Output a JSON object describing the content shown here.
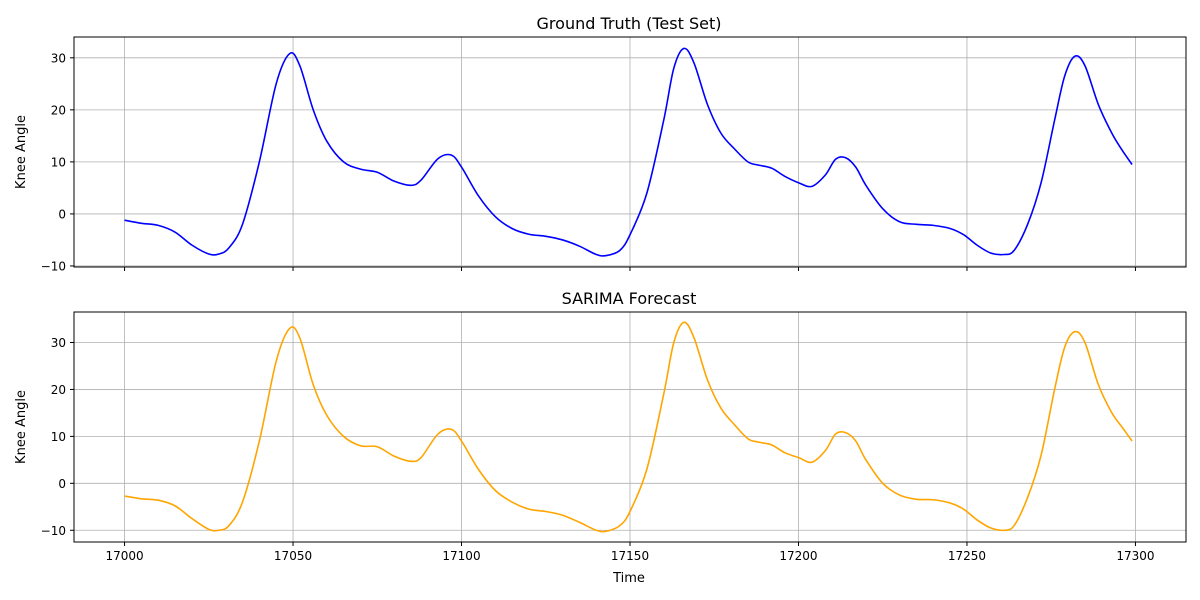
{
  "figure": {
    "xlabel": "Time"
  },
  "chart_data": [
    {
      "type": "line",
      "title": "Ground Truth (Test Set)",
      "xlabel": "",
      "ylabel": "Knee Angle",
      "xlim": [
        16985,
        17315
      ],
      "ylim": [
        -10.2,
        34
      ],
      "xticks": [
        17000,
        17050,
        17100,
        17150,
        17200,
        17250,
        17300
      ],
      "yticks": [
        -10,
        0,
        10,
        20,
        30
      ],
      "grid": true,
      "series": [
        {
          "color": "#0000ff",
          "x": [
            17000,
            17005,
            17010,
            17015,
            17020,
            17025,
            17028,
            17031,
            17035,
            17040,
            17045,
            17049,
            17052,
            17056,
            17060,
            17065,
            17070,
            17075,
            17080,
            17085,
            17088,
            17093,
            17097,
            17100,
            17105,
            17110,
            17115,
            17120,
            17125,
            17130,
            17135,
            17140,
            17143,
            17147,
            17150,
            17155,
            17160,
            17163,
            17166,
            17169,
            17173,
            17177,
            17181,
            17185,
            17188,
            17192,
            17196,
            17200,
            17204,
            17208,
            17211,
            17214,
            17217,
            17220,
            17225,
            17230,
            17235,
            17240,
            17245,
            17249,
            17253,
            17257,
            17261,
            17264,
            17268,
            17272,
            17276,
            17279,
            17282,
            17285,
            17289,
            17293,
            17296,
            17299
          ],
          "y": [
            -1.2,
            -1.8,
            -2.2,
            -3.5,
            -6.0,
            -7.7,
            -7.7,
            -6.5,
            -2.0,
            10.0,
            25.0,
            30.8,
            28.5,
            20.0,
            14.0,
            10.0,
            8.6,
            8.0,
            6.3,
            5.5,
            6.5,
            10.6,
            11.3,
            9.0,
            3.5,
            -0.5,
            -2.8,
            -3.9,
            -4.3,
            -5.0,
            -6.2,
            -7.8,
            -8.0,
            -7.0,
            -4.0,
            4.0,
            18.0,
            28.0,
            31.8,
            29.0,
            21.0,
            15.5,
            12.5,
            10.0,
            9.4,
            8.8,
            7.2,
            6.0,
            5.3,
            7.5,
            10.5,
            10.8,
            9.0,
            5.5,
            1.0,
            -1.5,
            -2.0,
            -2.2,
            -2.8,
            -4.0,
            -6.0,
            -7.5,
            -7.8,
            -7.0,
            -2.0,
            6.0,
            18.0,
            26.5,
            30.3,
            28.5,
            21.0,
            15.5,
            12.3,
            9.5
          ]
        }
      ]
    },
    {
      "type": "line",
      "title": "SARIMA Forecast",
      "xlabel": "Time",
      "ylabel": "Knee Angle",
      "xlim": [
        16985,
        17315
      ],
      "ylim": [
        -12.5,
        36.5
      ],
      "xticks": [
        17000,
        17050,
        17100,
        17150,
        17200,
        17250,
        17300
      ],
      "yticks": [
        -10,
        0,
        10,
        20,
        30
      ],
      "grid": true,
      "series": [
        {
          "color": "#ffa500",
          "x": [
            17000,
            17005,
            17010,
            17015,
            17020,
            17025,
            17028,
            17031,
            17035,
            17040,
            17045,
            17049,
            17052,
            17056,
            17060,
            17065,
            17070,
            17075,
            17080,
            17085,
            17088,
            17093,
            17097,
            17100,
            17105,
            17110,
            17115,
            17120,
            17125,
            17130,
            17135,
            17140,
            17143,
            17147,
            17150,
            17155,
            17160,
            17163,
            17166,
            17169,
            17173,
            17177,
            17181,
            17185,
            17188,
            17192,
            17196,
            17200,
            17204,
            17208,
            17211,
            17214,
            17217,
            17220,
            17225,
            17230,
            17235,
            17240,
            17245,
            17249,
            17253,
            17257,
            17261,
            17264,
            17268,
            17272,
            17276,
            17279,
            17282,
            17285,
            17289,
            17293,
            17296,
            17299
          ],
          "y": [
            -2.7,
            -3.3,
            -3.6,
            -4.8,
            -7.5,
            -9.8,
            -10.0,
            -9.0,
            -4.0,
            9.0,
            26.0,
            33.0,
            31.0,
            21.0,
            14.5,
            10.0,
            8.0,
            7.8,
            5.8,
            4.7,
            5.5,
            10.5,
            11.5,
            9.0,
            3.0,
            -1.5,
            -4.0,
            -5.5,
            -6.0,
            -6.8,
            -8.3,
            -10.0,
            -10.2,
            -9.0,
            -6.0,
            3.0,
            19.0,
            30.0,
            34.3,
            31.0,
            22.0,
            16.0,
            12.5,
            9.5,
            8.8,
            8.2,
            6.5,
            5.5,
            4.5,
            7.0,
            10.5,
            10.8,
            9.0,
            5.0,
            0.0,
            -2.5,
            -3.4,
            -3.5,
            -4.2,
            -5.5,
            -7.8,
            -9.5,
            -10.0,
            -9.0,
            -3.0,
            6.0,
            20.0,
            29.0,
            32.3,
            30.0,
            21.0,
            15.0,
            12.0,
            9.0
          ]
        }
      ]
    }
  ]
}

+===+

Challenge: Extract all the data above exactly, excluding every picture.

Finished task:
Output a JSON object describing the content shown here.
{
  "figure": {
    "xlabel": "Time"
  },
  "chart_data": [
    {
      "type": "line",
      "title": "Ground Truth (Test Set)",
      "xlabel": "",
      "ylabel": "Knee Angle",
      "xlim": [
        16985,
        17315
      ],
      "ylim": [
        -10.2,
        34
      ],
      "xticks": [
        17000,
        17050,
        17100,
        17150,
        17200,
        17250,
        17300
      ],
      "yticks": [
        -10,
        0,
        10,
        20,
        30
      ],
      "grid": true,
      "series": [
        {
          "color": "#0000ff",
          "x": [
            17000,
            17005,
            17010,
            17015,
            17020,
            17025,
            17028,
            17031,
            17035,
            17040,
            17045,
            17049,
            17052,
            17056,
            17060,
            17065,
            17070,
            17075,
            17080,
            17085,
            17088,
            17093,
            17097,
            17100,
            17105,
            17110,
            17115,
            17120,
            17125,
            17130,
            17135,
            17140,
            17143,
            17147,
            17150,
            17155,
            17160,
            17163,
            17166,
            17169,
            17173,
            17177,
            17181,
            17185,
            17188,
            17192,
            17196,
            17200,
            17204,
            17208,
            17211,
            17214,
            17217,
            17220,
            17225,
            17230,
            17235,
            17240,
            17245,
            17249,
            17253,
            17257,
            17261,
            17264,
            17268,
            17272,
            17276,
            17279,
            17282,
            17285,
            17289,
            17293,
            17296,
            17299
          ],
          "y": [
            -1.2,
            -1.8,
            -2.2,
            -3.5,
            -6.0,
            -7.7,
            -7.7,
            -6.5,
            -2.0,
            10.0,
            25.0,
            30.8,
            28.5,
            20.0,
            14.0,
            10.0,
            8.6,
            8.0,
            6.3,
            5.5,
            6.5,
            10.6,
            11.3,
            9.0,
            3.5,
            -0.5,
            -2.8,
            -3.9,
            -4.3,
            -5.0,
            -6.2,
            -7.8,
            -8.0,
            -7.0,
            -4.0,
            4.0,
            18.0,
            28.0,
            31.8,
            29.0,
            21.0,
            15.5,
            12.5,
            10.0,
            9.4,
            8.8,
            7.2,
            6.0,
            5.3,
            7.5,
            10.5,
            10.8,
            9.0,
            5.5,
            1.0,
            -1.5,
            -2.0,
            -2.2,
            -2.8,
            -4.0,
            -6.0,
            -7.5,
            -7.8,
            -7.0,
            -2.0,
            6.0,
            18.0,
            26.5,
            30.3,
            28.5,
            21.0,
            15.5,
            12.3,
            9.5
          ]
        }
      ]
    },
    {
      "type": "line",
      "title": "SARIMA Forecast",
      "xlabel": "Time",
      "ylabel": "Knee Angle",
      "xlim": [
        16985,
        17315
      ],
      "ylim": [
        -12.5,
        36.5
      ],
      "xticks": [
        17000,
        17050,
        17100,
        17150,
        17200,
        17250,
        17300
      ],
      "yticks": [
        -10,
        0,
        10,
        20,
        30
      ],
      "grid": true,
      "series": [
        {
          "color": "#ffa500",
          "x": [
            17000,
            17005,
            17010,
            17015,
            17020,
            17025,
            17028,
            17031,
            17035,
            17040,
            17045,
            17049,
            17052,
            17056,
            17060,
            17065,
            17070,
            17075,
            17080,
            17085,
            17088,
            17093,
            17097,
            17100,
            17105,
            17110,
            17115,
            17120,
            17125,
            17130,
            17135,
            17140,
            17143,
            17147,
            17150,
            17155,
            17160,
            17163,
            17166,
            17169,
            17173,
            17177,
            17181,
            17185,
            17188,
            17192,
            17196,
            17200,
            17204,
            17208,
            17211,
            17214,
            17217,
            17220,
            17225,
            17230,
            17235,
            17240,
            17245,
            17249,
            17253,
            17257,
            17261,
            17264,
            17268,
            17272,
            17276,
            17279,
            17282,
            17285,
            17289,
            17293,
            17296,
            17299
          ],
          "y": [
            -2.7,
            -3.3,
            -3.6,
            -4.8,
            -7.5,
            -9.8,
            -10.0,
            -9.0,
            -4.0,
            9.0,
            26.0,
            33.0,
            31.0,
            21.0,
            14.5,
            10.0,
            8.0,
            7.8,
            5.8,
            4.7,
            5.5,
            10.5,
            11.5,
            9.0,
            3.0,
            -1.5,
            -4.0,
            -5.5,
            -6.0,
            -6.8,
            -8.3,
            -10.0,
            -10.2,
            -9.0,
            -6.0,
            3.0,
            19.0,
            30.0,
            34.3,
            31.0,
            22.0,
            16.0,
            12.5,
            9.5,
            8.8,
            8.2,
            6.5,
            5.5,
            4.5,
            7.0,
            10.5,
            10.8,
            9.0,
            5.0,
            0.0,
            -2.5,
            -3.4,
            -3.5,
            -4.2,
            -5.5,
            -7.8,
            -9.5,
            -10.0,
            -9.0,
            -3.0,
            6.0,
            20.0,
            29.0,
            32.3,
            30.0,
            21.0,
            15.0,
            12.0,
            9.0
          ]
        }
      ]
    }
  ]
}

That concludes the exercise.